■ Task brief
Quote exactly, and only, the lines from the one containing "Extract all readable text from this page." through the end of the material below. Skip pictures.

-- Records for this task start --

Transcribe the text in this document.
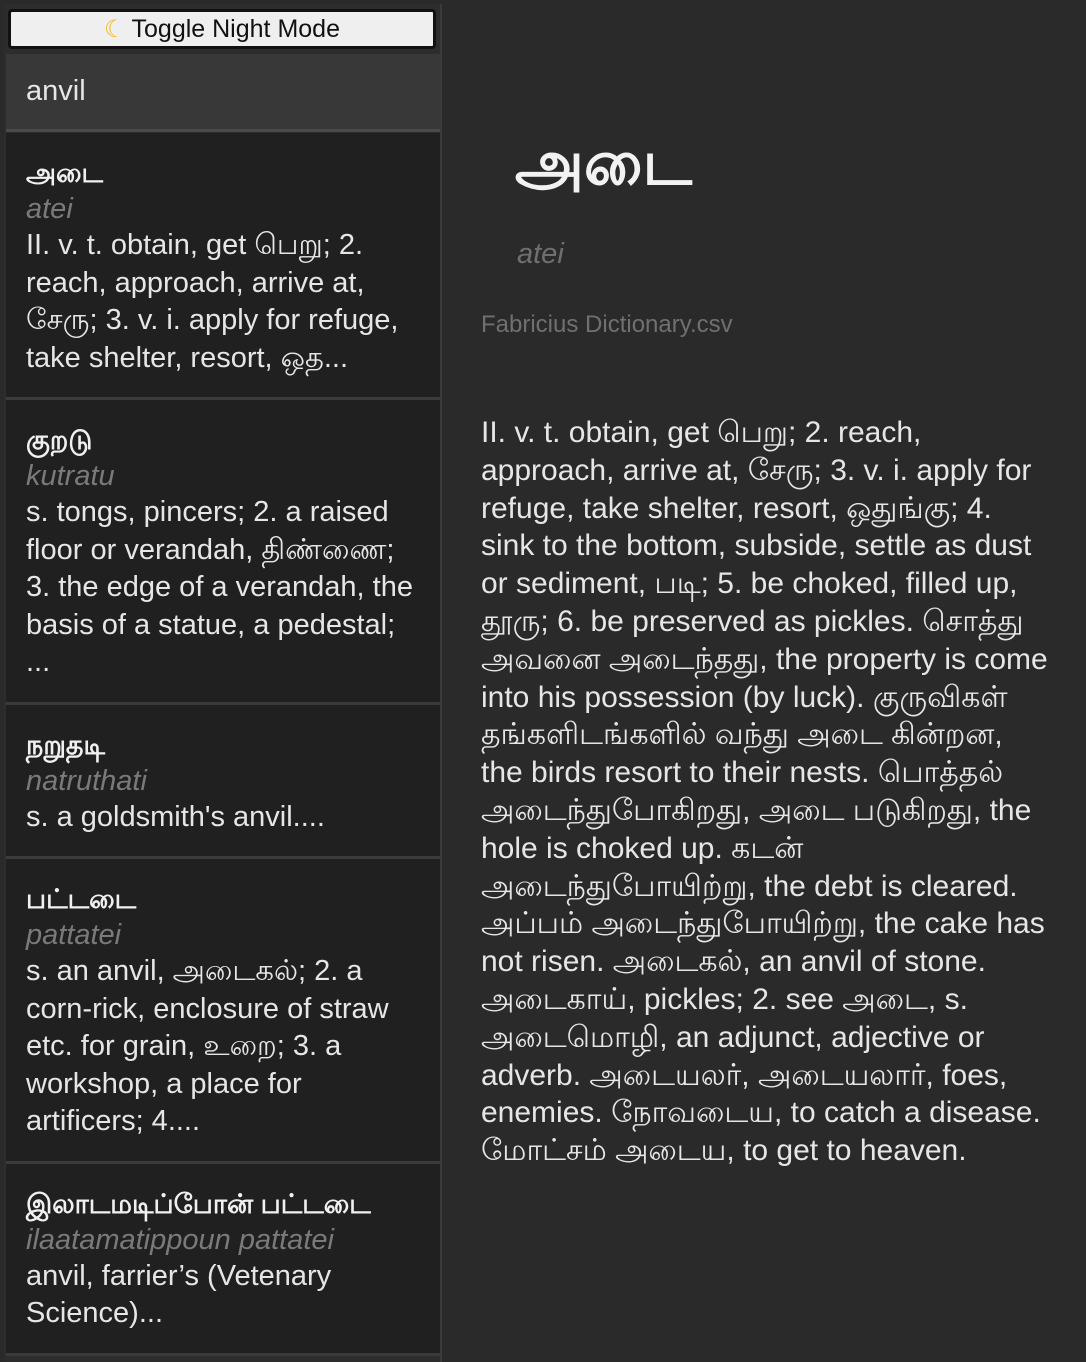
☾ Toggle Night Mode
anvil
அடை
atei
II. v. t. obtain, get பெறு; 2. reach, approach, arrive at, சேரு; 3. v. i. apply for refuge, take shelter, resort, ஒத...
குறடு
kutratu
s. tongs, pincers; 2. a raised floor or verandah, திண்ணை; 3. the edge of a verandah, the basis of a statue, a pedestal; ...
நறுதடி
natruthati
s. a goldsmith's anvil....
பட்டடை
pattatei
s. an anvil, அடைகல்; 2. a corn-rick, enclosure of straw etc. for grain, உறை; 3. a workshop, a place for artificers; 4....
இலாடமடிப்போன் பட்டடை
ilaatamatippoun pattatei
anvil, farrier’s (Vetenary Science)...
அடை
atei
Fabricius Dictionary.csv
II. v. t. obtain, get பெறு; 2. reach, approach, arrive at, சேரு; 3. v. i. apply for refuge, take shelter, resort, ஒதுங்கு; 4. sink to the bottom, subside, settle as dust or sediment, படி; 5. be choked, filled up, தூரு; 6. be preserved as pickles. சொத்து அவனை அடைந்தது, the property is come into his possession (by luck). குருவிகள் தங்களிடங்களில் வந்து அடை கின்றன, the birds resort to their nests. பொத்தல் அடைந்துபோகிறது, அடை படுகிறது, the hole is choked up. கடன் அடைந்துபோயிற்று, the debt is cleared. அப்பம் அடைந்துபோயிற்று, the cake has not risen. அடைகல், an anvil of stone. அடைகாய், pickles; 2. see அடை, s. அடைமொழி, an adjunct, adjective or adverb. அடையலர், அடையலார், foes, enemies. நோவடைய, to catch a disease. மோட்சம் அடைய, to get to heaven.
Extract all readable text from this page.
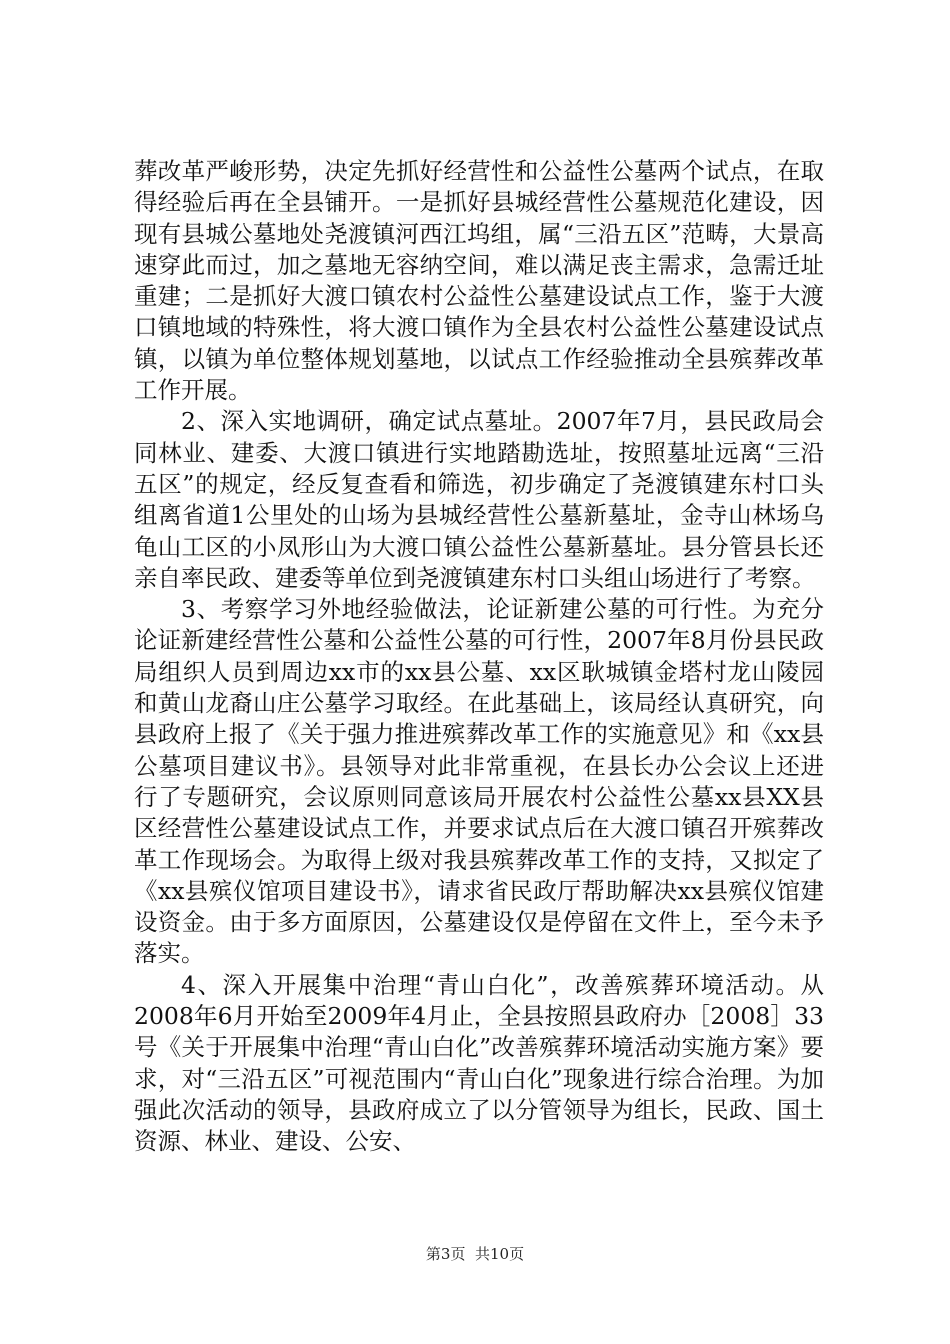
葬改革严峻形势，决定先抓好经营性和公益性公墓两个试点，在取得经验后再在全县铺开。一是抓好县城经营性公墓规范化建设，因现有县城公墓地处尧渡镇河西江坞组，属“三沿五区”范畴，大景高速穿此而过，加之墓地无容纳空间，难以满足丧主需求，急需迁址重建；二是抓好大渡口镇农村公益性公墓建设试点工作，鉴于大渡口镇地域的特殊性，将大渡口镇作为全县农村公益性公墓建设试点镇，以镇为单位整体规划墓地，以试点工作经验推动全县殡葬改革工作开展。

2、深入实地调研，确定试点墓址。2007年7月，县民政局会同林业、建委、大渡口镇进行实地踏勘选址，按照墓址远离“三沿五区”的规定，经反复查看和筛选，初步确定了尧渡镇建东村口头组离省道1公里处的山场为县城经营性公墓新墓址，金寺山林场乌龟山工区的小凤形山为大渡口镇公益性公墓新墓址。县分管县长还亲自率民政、建委等单位到尧渡镇建东村口头组山场进行了考察。

3、考察学习外地经验做法，论证新建公墓的可行性。为充分论证新建经营性公墓和公益性公墓的可行性，2007年8月份县民政局组织人员到周边xx市的xx县公墓、xx区耿城镇金塔村龙山陵园和黄山龙裔山庄公墓学习取经。在此基础上，该局经认真研究，向县政府上报了《关于强力推进殡葬改革工作的实施意见》和《xx县公墓项目建议书》。县领导对此非常重视，在县长办公会议上还进行了专题研究，会议原则同意该局开展农村公益性公墓xx县XX县区经营性公墓建设试点工作，并要求试点后在大渡口镇召开殡葬改革工作现场会。为取得上级对我县殡葬改革工作的支持，又拟定了《xx县殡仪馆项目建设书》，请求省民政厅帮助解决xx县殡仪馆建设资金。由于多方面原因，公墓建设仅是停留在文件上，至今未予落实。

4、深入开展集中治理“青山白化”，改善殡葬环境活动。从2008年6月开始至2009年4月止，全县按照县政府办［2008］33号《关于开展集中治理“青山白化”改善殡葬环境活动实施方案》要求，对“三沿五区”可视范围内“青山白化”现象进行综合治理。为加强此次活动的领导，县政府成立了以分管领导为组长，民政、国土资源、林业、建设、公安、

第3页  共10页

-- Records for this task end --

■ Output below
Extract all readable text from this page.
葬改革严峻形势，决定先抓好经营性和公益性公墓两个试点，在取得经验后再在全县铺开。一是抓好县城经营性公墓规范化建设，因现有县城公墓地处尧渡镇河西江坞组，属“三沿五区”范畴，大景高速穿此而过，加之墓地无容纳空间，难以满足丧主需求，急需迁址重建；二是抓好大渡口镇农村公益性公墓建设试点工作，鉴于大渡口镇地域的特殊性，将大渡口镇作为全县农村公益性公墓建设试点镇，以镇为单位整体规划墓地，以试点工作经验推动全县殡葬改革工作开展。

2、深入实地调研，确定试点墓址。2007年7月，县民政局会同林业、建委、大渡口镇进行实地踏勘选址，按照墓址远离“三沿五区”的规定，经反复查看和筛选，初步确定了尧渡镇建东村口头组离省道1公里处的山场为县城经营性公墓新墓址，金寺山林场乌龟山工区的小凤形山为大渡口镇公益性公墓新墓址。县分管县长还亲自率民政、建委等单位到尧渡镇建东村口头组山场进行了考察。

3、考察学习外地经验做法，论证新建公墓的可行性。为充分论证新建经营性公墓和公益性公墓的可行性，2007年8月份县民政局组织人员到周边xx市的xx县公墓、xx区耿城镇金塔村龙山陵园和黄山龙裔山庄公墓学习取经。在此基础上，该局经认真研究，向县政府上报了《关于强力推进殡葬改革工作的实施意见》和《xx县公墓项目建议书》。县领导对此非常重视，在县长办公会议上还进行了专题研究，会议原则同意该局开展农村公益性公墓xx县XX县区经营性公墓建设试点工作，并要求试点后在大渡口镇召开殡葬改革工作现场会。为取得上级对我县殡葬改革工作的支持，又拟定了《xx县殡仪馆项目建设书》，请求省民政厅帮助解决xx县殡仪馆建设资金。由于多方面原因，公墓建设仅是停留在文件上，至今未予落实。

4、深入开展集中治理“青山白化”，改善殡葬环境活动。从2008年6月开始至2009年4月止，全县按照县政府办［2008］33号《关于开展集中治理“青山白化”改善殡葬环境活动实施方案》要求，对“三沿五区”可视范围内“青山白化”现象进行综合治理。为加强此次活动的领导，县政府成立了以分管领导为组长，民政、国土资源、林业、建设、公安、

第3页  共10页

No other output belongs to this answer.